● Goal of the exercise: Search the listing for "heading" and copy every line where it appears.

● Task inputs:
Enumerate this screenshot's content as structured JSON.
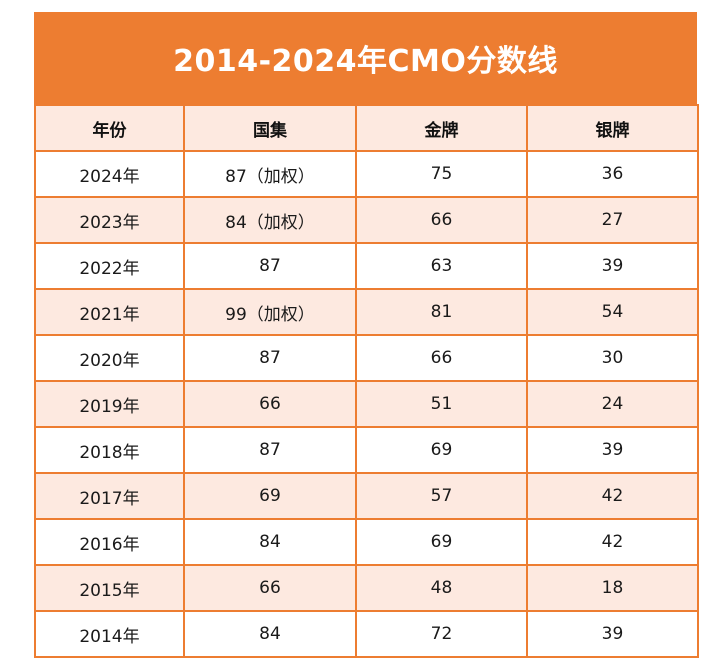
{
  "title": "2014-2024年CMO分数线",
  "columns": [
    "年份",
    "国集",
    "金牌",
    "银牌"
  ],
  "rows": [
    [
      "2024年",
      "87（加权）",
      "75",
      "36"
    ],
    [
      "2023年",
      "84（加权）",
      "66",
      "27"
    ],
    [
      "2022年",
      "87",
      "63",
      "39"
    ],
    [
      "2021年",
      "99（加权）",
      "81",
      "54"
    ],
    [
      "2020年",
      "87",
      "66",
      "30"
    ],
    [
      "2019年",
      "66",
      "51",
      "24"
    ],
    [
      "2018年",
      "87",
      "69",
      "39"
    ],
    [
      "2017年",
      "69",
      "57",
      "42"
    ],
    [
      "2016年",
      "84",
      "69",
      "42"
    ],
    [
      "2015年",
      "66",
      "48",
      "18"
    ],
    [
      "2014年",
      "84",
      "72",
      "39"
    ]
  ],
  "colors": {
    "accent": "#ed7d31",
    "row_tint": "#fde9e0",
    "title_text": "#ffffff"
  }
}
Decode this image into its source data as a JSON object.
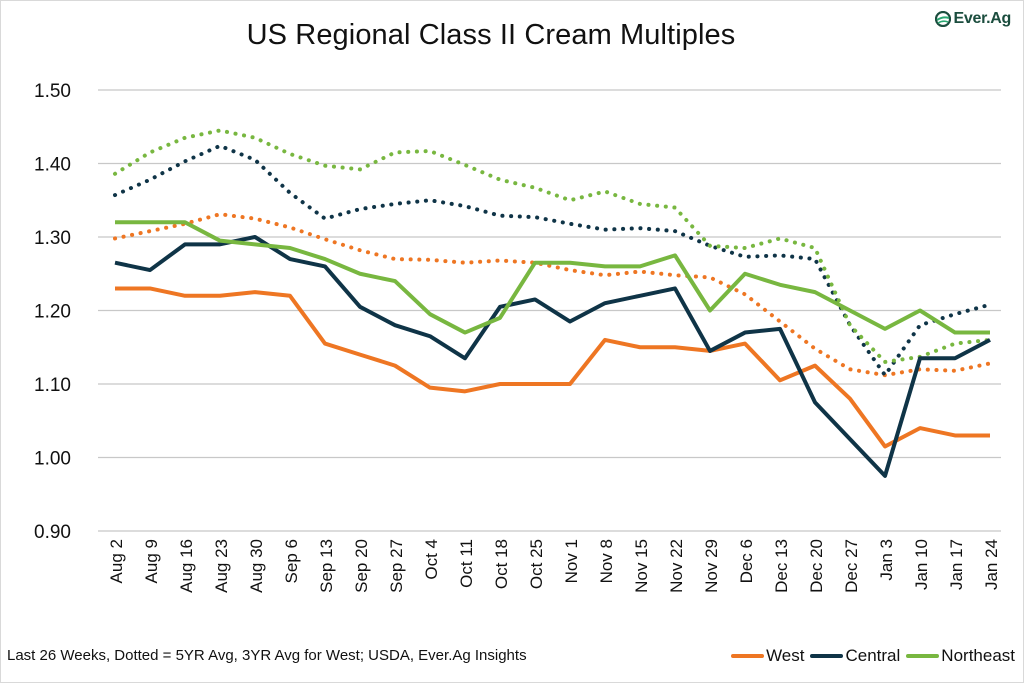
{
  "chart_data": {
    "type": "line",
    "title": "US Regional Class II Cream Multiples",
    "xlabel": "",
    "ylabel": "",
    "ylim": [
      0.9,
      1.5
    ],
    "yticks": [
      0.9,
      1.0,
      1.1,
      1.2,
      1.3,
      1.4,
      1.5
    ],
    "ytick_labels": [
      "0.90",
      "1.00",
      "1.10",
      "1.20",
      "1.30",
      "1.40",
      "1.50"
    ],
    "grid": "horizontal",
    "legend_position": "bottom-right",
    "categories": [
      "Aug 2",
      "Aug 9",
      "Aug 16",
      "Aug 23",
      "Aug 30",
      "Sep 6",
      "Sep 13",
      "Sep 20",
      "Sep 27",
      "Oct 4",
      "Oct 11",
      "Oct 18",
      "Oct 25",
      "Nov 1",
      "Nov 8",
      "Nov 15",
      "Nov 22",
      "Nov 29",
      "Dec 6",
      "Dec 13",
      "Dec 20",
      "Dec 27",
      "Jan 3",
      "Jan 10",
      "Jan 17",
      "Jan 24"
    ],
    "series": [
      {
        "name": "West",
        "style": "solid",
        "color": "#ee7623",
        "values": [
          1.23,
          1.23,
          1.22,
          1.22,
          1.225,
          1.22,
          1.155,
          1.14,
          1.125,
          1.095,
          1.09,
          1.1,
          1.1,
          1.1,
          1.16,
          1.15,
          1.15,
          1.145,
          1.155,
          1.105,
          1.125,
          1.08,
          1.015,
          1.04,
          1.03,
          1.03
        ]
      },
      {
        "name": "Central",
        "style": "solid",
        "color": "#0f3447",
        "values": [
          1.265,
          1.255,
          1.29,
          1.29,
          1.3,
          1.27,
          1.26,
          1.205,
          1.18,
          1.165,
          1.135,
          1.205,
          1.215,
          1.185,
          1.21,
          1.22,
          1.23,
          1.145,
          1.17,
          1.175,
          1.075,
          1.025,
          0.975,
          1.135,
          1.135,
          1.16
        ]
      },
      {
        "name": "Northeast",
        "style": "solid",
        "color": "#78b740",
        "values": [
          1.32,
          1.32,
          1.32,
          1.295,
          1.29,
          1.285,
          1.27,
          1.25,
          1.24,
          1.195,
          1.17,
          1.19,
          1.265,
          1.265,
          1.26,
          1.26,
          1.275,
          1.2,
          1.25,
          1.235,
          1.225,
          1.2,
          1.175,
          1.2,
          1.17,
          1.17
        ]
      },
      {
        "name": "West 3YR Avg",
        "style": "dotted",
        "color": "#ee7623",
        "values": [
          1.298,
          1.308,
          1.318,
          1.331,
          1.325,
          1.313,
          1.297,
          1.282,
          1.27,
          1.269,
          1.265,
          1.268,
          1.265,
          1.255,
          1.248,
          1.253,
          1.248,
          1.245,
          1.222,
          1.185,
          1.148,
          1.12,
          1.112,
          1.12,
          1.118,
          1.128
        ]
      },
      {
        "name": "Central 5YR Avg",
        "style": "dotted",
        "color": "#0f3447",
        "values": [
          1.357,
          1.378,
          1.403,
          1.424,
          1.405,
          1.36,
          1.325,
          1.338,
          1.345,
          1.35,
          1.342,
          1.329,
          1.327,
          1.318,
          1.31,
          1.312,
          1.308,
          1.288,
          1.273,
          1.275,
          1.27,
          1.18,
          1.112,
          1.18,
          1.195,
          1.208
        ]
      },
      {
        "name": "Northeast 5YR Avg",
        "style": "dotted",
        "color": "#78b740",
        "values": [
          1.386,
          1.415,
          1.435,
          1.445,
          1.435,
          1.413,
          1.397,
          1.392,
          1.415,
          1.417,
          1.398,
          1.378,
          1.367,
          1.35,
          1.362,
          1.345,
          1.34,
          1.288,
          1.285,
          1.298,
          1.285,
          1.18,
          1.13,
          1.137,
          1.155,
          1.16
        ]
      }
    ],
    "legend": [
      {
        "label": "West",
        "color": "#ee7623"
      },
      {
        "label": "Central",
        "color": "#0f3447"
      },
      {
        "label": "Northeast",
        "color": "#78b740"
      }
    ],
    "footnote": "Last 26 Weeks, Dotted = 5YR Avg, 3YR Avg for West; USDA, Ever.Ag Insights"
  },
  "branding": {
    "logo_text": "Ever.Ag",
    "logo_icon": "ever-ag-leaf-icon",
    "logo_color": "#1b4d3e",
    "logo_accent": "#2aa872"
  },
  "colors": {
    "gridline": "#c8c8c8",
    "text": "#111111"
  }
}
* * *
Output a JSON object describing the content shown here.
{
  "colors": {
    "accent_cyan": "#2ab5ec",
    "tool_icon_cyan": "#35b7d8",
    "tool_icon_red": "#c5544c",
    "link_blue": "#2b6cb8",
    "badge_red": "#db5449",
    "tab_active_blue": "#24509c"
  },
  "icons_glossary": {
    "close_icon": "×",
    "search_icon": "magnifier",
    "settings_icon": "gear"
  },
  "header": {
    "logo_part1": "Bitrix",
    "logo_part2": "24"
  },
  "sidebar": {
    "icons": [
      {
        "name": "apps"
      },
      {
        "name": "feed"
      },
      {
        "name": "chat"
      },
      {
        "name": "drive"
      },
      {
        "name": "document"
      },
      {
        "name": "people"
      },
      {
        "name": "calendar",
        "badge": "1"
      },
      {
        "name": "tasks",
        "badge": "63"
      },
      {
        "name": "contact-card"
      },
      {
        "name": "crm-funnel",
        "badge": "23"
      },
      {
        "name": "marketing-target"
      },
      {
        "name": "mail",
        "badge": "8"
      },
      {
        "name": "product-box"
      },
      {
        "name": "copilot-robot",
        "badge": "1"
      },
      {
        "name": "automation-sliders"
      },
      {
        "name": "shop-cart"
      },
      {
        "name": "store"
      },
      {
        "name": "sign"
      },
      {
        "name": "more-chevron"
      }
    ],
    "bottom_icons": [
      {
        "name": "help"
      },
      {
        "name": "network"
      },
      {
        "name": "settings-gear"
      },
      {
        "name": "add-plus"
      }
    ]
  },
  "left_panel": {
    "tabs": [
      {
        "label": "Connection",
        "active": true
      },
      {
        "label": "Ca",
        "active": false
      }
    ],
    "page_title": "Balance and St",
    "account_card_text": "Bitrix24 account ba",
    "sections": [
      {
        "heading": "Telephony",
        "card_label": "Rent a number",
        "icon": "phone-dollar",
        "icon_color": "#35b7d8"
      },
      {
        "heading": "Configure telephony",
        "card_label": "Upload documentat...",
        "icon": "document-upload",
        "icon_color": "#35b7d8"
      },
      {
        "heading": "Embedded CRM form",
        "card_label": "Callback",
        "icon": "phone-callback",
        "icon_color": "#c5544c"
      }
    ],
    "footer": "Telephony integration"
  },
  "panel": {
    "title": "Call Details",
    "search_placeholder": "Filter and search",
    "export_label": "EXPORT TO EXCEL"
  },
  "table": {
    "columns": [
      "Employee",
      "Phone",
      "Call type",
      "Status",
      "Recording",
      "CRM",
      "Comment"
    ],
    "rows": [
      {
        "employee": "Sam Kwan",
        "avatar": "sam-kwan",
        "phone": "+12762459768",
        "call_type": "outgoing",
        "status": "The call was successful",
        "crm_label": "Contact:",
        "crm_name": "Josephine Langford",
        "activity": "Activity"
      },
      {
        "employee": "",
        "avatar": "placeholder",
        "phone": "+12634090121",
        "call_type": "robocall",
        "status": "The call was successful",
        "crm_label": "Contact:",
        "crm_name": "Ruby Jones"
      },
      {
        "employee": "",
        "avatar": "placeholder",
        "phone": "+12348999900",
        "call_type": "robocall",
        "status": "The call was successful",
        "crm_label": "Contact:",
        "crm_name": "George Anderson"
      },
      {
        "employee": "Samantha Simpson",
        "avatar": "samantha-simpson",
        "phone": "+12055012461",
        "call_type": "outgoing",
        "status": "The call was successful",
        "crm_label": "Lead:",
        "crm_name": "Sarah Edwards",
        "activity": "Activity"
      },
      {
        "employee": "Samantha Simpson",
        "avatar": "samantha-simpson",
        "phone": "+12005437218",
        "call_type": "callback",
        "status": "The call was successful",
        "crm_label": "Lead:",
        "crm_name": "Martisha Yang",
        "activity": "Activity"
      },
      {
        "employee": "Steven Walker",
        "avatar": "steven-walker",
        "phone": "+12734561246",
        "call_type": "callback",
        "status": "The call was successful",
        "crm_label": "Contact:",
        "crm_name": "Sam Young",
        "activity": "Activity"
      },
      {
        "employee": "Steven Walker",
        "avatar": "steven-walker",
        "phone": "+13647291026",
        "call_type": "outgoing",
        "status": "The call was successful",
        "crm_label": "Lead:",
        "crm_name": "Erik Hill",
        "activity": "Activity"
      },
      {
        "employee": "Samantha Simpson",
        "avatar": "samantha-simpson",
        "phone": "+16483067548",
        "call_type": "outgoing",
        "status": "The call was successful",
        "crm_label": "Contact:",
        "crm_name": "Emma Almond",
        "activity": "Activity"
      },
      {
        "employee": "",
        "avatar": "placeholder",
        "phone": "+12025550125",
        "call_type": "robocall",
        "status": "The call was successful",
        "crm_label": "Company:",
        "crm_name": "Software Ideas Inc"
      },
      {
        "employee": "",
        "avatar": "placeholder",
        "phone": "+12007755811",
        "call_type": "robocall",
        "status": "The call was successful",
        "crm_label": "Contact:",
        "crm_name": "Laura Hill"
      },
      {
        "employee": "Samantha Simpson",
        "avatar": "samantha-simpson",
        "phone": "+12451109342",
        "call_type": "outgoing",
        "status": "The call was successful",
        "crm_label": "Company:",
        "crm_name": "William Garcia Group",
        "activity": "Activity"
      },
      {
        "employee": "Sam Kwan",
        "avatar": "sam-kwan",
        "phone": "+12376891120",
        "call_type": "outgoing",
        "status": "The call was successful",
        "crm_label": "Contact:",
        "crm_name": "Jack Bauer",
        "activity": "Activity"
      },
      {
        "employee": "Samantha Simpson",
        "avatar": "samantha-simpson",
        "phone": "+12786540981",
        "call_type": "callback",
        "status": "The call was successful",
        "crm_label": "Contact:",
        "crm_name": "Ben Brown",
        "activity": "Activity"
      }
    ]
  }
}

● Response for this exercise:
        "heading": "Telephony",
        "heading": "Configure telephony",
        "heading": "Embedded CRM form",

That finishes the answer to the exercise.